TASK INPUT =
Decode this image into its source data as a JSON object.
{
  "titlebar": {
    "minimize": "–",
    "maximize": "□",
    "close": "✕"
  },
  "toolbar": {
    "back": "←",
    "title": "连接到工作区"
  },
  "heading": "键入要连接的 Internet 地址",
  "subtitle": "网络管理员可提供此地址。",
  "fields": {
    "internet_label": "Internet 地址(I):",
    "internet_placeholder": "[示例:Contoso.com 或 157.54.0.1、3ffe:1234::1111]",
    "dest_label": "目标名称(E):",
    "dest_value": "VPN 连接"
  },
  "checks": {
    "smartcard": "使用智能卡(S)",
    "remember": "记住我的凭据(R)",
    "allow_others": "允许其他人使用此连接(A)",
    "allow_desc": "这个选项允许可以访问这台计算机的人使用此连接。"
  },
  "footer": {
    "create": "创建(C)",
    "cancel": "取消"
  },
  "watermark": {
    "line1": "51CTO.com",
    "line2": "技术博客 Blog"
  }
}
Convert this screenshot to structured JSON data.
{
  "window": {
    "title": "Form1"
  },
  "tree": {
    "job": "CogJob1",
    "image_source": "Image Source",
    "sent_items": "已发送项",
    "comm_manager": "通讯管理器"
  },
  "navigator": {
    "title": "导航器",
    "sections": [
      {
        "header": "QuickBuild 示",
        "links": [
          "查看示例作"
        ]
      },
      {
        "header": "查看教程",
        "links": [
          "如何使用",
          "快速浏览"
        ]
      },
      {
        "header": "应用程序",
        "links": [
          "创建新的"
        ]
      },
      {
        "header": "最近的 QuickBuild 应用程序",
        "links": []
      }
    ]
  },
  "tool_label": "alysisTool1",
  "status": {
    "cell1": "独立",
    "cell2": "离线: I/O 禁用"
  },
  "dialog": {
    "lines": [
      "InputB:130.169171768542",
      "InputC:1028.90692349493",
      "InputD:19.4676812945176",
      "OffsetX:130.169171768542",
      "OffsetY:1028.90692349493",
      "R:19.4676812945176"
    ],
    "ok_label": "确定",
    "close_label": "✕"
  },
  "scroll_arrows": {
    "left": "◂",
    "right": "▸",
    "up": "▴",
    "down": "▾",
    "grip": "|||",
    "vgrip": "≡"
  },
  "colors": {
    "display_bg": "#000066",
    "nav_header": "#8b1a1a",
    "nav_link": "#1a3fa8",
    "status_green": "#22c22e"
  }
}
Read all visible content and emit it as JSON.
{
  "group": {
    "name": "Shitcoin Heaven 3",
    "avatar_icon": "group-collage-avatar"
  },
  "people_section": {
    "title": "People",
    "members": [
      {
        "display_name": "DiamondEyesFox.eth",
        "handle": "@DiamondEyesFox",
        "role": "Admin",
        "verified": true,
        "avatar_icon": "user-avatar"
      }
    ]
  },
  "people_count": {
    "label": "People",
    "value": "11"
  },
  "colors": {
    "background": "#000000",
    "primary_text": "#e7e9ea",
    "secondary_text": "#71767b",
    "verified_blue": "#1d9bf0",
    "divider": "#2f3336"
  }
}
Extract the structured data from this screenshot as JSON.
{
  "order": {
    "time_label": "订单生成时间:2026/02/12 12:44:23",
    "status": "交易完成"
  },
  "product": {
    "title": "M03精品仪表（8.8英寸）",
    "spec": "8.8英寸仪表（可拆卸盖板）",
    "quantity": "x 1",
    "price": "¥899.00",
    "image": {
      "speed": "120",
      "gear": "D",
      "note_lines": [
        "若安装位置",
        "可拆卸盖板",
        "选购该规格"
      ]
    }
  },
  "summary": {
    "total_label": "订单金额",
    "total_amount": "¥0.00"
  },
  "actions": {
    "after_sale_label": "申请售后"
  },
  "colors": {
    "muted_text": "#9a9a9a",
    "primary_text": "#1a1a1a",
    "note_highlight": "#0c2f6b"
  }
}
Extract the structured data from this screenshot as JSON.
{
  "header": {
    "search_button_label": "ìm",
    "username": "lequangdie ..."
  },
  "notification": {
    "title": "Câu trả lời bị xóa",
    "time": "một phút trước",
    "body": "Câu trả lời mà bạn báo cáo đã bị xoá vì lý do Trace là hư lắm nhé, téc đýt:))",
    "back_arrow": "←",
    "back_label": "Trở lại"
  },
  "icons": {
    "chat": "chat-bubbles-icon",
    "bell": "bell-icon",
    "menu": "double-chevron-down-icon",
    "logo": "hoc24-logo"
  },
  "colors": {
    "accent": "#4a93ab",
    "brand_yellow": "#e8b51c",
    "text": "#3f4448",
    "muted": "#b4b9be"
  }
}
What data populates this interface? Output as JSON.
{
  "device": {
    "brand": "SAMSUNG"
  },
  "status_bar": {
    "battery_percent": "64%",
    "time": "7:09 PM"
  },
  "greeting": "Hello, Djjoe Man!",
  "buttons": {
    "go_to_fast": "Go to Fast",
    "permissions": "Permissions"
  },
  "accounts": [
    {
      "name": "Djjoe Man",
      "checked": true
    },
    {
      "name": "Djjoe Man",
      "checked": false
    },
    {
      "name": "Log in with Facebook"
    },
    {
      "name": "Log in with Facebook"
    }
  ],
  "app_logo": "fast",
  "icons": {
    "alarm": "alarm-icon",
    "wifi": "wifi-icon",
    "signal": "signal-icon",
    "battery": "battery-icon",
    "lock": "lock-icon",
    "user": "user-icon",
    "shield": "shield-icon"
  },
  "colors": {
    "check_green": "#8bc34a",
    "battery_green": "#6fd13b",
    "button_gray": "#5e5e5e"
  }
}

WHAT NEEDS TO BE DONE = Your task is to give the records above again, exactly.

THE SOLUTION =
Decode this image into its source data as a JSON object.
{
  "titlebar": {
    "minimize": "–",
    "maximize": "□",
    "close": "✕"
  },
  "toolbar": {
    "back": "←",
    "title": "连接到工作区"
  },
  "heading": "键入要连接的 Internet 地址",
  "subtitle": "网络管理员可提供此地址。",
  "fields": {
    "internet_label": "Internet 地址(I):",
    "internet_placeholder": "[示例:Contoso.com 或 157.54.0.1、3ffe:1234::1111]",
    "dest_label": "目标名称(E):",
    "dest_value": "VPN 连接"
  },
  "checks": {
    "smartcard": "使用智能卡(S)",
    "remember": "记住我的凭据(R)",
    "allow_others": "允许其他人使用此连接(A)",
    "allow_desc": "这个选项允许可以访问这台计算机的人使用此连接。"
  },
  "footer": {
    "create": "创建(C)",
    "cancel": "取消"
  },
  "watermark": {
    "line1": "51CTO.com",
    "line2": "技术博客 Blog"
  }
}
Convert this screenshot to structured JSON data.
{
  "window": {
    "title": "Form1"
  },
  "tree": {
    "job": "CogJob1",
    "image_source": "Image Source",
    "sent_items": "已发送项",
    "comm_manager": "通讯管理器"
  },
  "navigator": {
    "title": "导航器",
    "sections": [
      {
        "header": "QuickBuild 示",
        "links": [
          "查看示例作"
        ]
      },
      {
        "header": "查看教程",
        "links": [
          "如何使用",
          "快速浏览"
        ]
      },
      {
        "header": "应用程序",
        "links": [
          "创建新的"
        ]
      },
      {
        "header": "最近的 QuickBuild 应用程序",
        "links": []
      }
    ]
  },
  "tool_label": "alysisTool1",
  "status": {
    "cell1": "独立",
    "cell2": "离线: I/O 禁用"
  },
  "dialog": {
    "lines": [
      "InputB:130.169171768542",
      "InputC:1028.90692349493",
      "InputD:19.4676812945176",
      "OffsetX:130.169171768542",
      "OffsetY:1028.90692349493",
      "R:19.4676812945176"
    ],
    "ok_label": "确定",
    "close_label": "✕"
  },
  "scroll_arrows": {
    "left": "◂",
    "right": "▸",
    "up": "▴",
    "down": "▾",
    "grip": "|||",
    "vgrip": "≡"
  },
  "colors": {
    "display_bg": "#000066",
    "nav_header": "#8b1a1a",
    "nav_link": "#1a3fa8",
    "status_green": "#22c22e"
  }
}
Read all visible content and emit it as JSON.
{
  "group": {
    "name": "Shitcoin Heaven 3",
    "avatar_icon": "group-collage-avatar"
  },
  "people_section": {
    "title": "People",
    "members": [
      {
        "display_name": "DiamondEyesFox.eth",
        "handle": "@DiamondEyesFox",
        "role": "Admin",
        "verified": true,
        "avatar_icon": "user-avatar"
      }
    ]
  },
  "people_count": {
    "label": "People",
    "value": "11"
  },
  "colors": {
    "background": "#000000",
    "primary_text": "#e7e9ea",
    "secondary_text": "#71767b",
    "verified_blue": "#1d9bf0",
    "divider": "#2f3336"
  }
}
Extract the structured data from this screenshot as JSON.
{
  "order": {
    "time_label": "订单生成时间:2026/02/12 12:44:23",
    "status": "交易完成"
  },
  "product": {
    "title": "M03精品仪表（8.8英寸）",
    "spec": "8.8英寸仪表（可拆卸盖板）",
    "quantity": "x 1",
    "price": "¥899.00",
    "image": {
      "speed": "120",
      "gear": "D",
      "note_lines": [
        "若安装位置",
        "可拆卸盖板",
        "选购该规格"
      ]
    }
  },
  "summary": {
    "total_label": "订单金额",
    "total_amount": "¥0.00"
  },
  "actions": {
    "after_sale_label": "申请售后"
  },
  "colors": {
    "muted_text": "#9a9a9a",
    "primary_text": "#1a1a1a",
    "note_highlight": "#0c2f6b"
  }
}
Extract the structured data from this screenshot as JSON.
{
  "header": {
    "search_button_label": "ìm",
    "username": "lequangdie ..."
  },
  "notification": {
    "title": "Câu trả lời bị xóa",
    "time": "một phút trước",
    "body": "Câu trả lời mà bạn báo cáo đã bị xoá vì lý do Trace là hư lắm nhé, téc đýt:))",
    "back_arrow": "←",
    "back_label": "Trở lại"
  },
  "icons": {
    "chat": "chat-bubbles-icon",
    "bell": "bell-icon",
    "menu": "double-chevron-down-icon",
    "logo": "hoc24-logo"
  },
  "colors": {
    "accent": "#4a93ab",
    "brand_yellow": "#e8b51c",
    "text": "#3f4448",
    "muted": "#b4b9be"
  }
}
What data populates this interface? Output as JSON.
{
  "device": {
    "brand": "SAMSUNG"
  },
  "status_bar": {
    "battery_percent": "64%",
    "time": "7:09 PM"
  },
  "greeting": "Hello, Djjoe Man!",
  "buttons": {
    "go_to_fast": "Go to Fast",
    "permissions": "Permissions"
  },
  "accounts": [
    {
      "name": "Djjoe Man",
      "checked": true
    },
    {
      "name": "Djjoe Man",
      "checked": false
    },
    {
      "name": "Log in with Facebook"
    },
    {
      "name": "Log in with Facebook"
    }
  ],
  "app_logo": "fast",
  "icons": {
    "alarm": "alarm-icon",
    "wifi": "wifi-icon",
    "signal": "signal-icon",
    "battery": "battery-icon",
    "lock": "lock-icon",
    "user": "user-icon",
    "shield": "shield-icon"
  },
  "colors": {
    "check_green": "#8bc34a",
    "battery_green": "#6fd13b",
    "button_gray": "#5e5e5e"
  }
}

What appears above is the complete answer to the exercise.